- Instructions to follow
Please repeat every one of the entries below word for word, keeping each line unchanged.

— START OF Records —

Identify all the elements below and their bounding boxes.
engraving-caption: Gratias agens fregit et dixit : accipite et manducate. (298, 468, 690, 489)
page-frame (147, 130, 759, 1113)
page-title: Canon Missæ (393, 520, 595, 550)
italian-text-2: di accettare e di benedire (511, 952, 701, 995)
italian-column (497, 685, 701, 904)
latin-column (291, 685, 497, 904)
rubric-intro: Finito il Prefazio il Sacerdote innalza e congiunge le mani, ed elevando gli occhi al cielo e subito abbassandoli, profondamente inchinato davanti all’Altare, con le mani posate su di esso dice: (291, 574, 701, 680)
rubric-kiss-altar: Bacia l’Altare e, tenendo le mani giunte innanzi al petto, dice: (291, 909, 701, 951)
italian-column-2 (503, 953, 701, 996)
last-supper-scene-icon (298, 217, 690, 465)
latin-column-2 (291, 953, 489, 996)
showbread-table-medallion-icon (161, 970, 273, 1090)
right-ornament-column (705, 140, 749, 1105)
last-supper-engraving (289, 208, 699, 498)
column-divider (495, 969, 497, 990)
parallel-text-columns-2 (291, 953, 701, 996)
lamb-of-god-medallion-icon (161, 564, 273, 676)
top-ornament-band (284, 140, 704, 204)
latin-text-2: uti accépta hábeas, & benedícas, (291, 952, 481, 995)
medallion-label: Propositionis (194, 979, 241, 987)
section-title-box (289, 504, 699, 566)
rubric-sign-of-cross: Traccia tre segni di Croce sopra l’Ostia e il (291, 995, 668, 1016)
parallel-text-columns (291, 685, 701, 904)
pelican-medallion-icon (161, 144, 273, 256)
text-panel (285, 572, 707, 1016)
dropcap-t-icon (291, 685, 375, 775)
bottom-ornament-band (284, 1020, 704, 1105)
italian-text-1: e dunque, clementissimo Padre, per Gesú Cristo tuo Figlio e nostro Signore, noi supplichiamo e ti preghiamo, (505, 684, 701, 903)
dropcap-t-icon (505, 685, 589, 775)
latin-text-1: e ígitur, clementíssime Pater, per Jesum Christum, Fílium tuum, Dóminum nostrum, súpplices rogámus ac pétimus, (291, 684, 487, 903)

— END OF Records —

- Answer
Identify all the elements below and their bounding boxes.
engraving-caption: Gratias agens fregit et dixit : accipite et manducate. (298, 468, 690, 489)
page-frame (147, 130, 759, 1113)
page-title: Canon Missæ (393, 520, 595, 550)
italian-text-2: di accettare e di benedire (511, 952, 701, 995)
italian-column (497, 685, 701, 904)
latin-column (291, 685, 497, 904)
rubric-intro: Finito il Prefazio il Sacerdote innalza e congiunge le mani, ed elevando gli occhi al cielo e subito abbassandoli, profondamente inchinato davanti all’Altare, con le mani posate su di esso dice: (291, 574, 701, 680)
rubric-kiss-altar: Bacia l’Altare e, tenendo le mani giunte innanzi al petto, dice: (291, 909, 701, 951)
italian-column-2 (503, 953, 701, 996)
last-supper-scene-icon (298, 217, 690, 465)
latin-column-2 (291, 953, 489, 996)
showbread-table-medallion-icon (161, 970, 273, 1090)
right-ornament-column (705, 140, 749, 1105)
last-supper-engraving (289, 208, 699, 498)
column-divider (495, 969, 497, 990)
parallel-text-columns-2 (291, 953, 701, 996)
lamb-of-god-medallion-icon (161, 564, 273, 676)
top-ornament-band (284, 140, 704, 204)
latin-text-2: uti accépta hábeas, & benedícas, (291, 952, 481, 995)
medallion-label: Propositionis (194, 979, 241, 987)
section-title-box (289, 504, 699, 566)
rubric-sign-of-cross: Traccia tre segni di Croce sopra l’Ostia e il (291, 995, 668, 1016)
parallel-text-columns (291, 685, 701, 904)
pelican-medallion-icon (161, 144, 273, 256)
text-panel (285, 572, 707, 1016)
dropcap-t-icon (291, 685, 375, 775)
bottom-ornament-band (284, 1020, 704, 1105)
italian-text-1: e dunque, clementissimo Padre, per Gesú Cristo tuo Figlio e nostro Signore, noi supplichiamo e ti preghiamo, (505, 684, 701, 903)
dropcap-t-icon (505, 685, 589, 775)
latin-text-1: e ígitur, clementíssime Pater, per Jesum Christum, Fílium tuum, Dóminum nostrum, súpplices rogámus ac pétimus, (291, 684, 487, 903)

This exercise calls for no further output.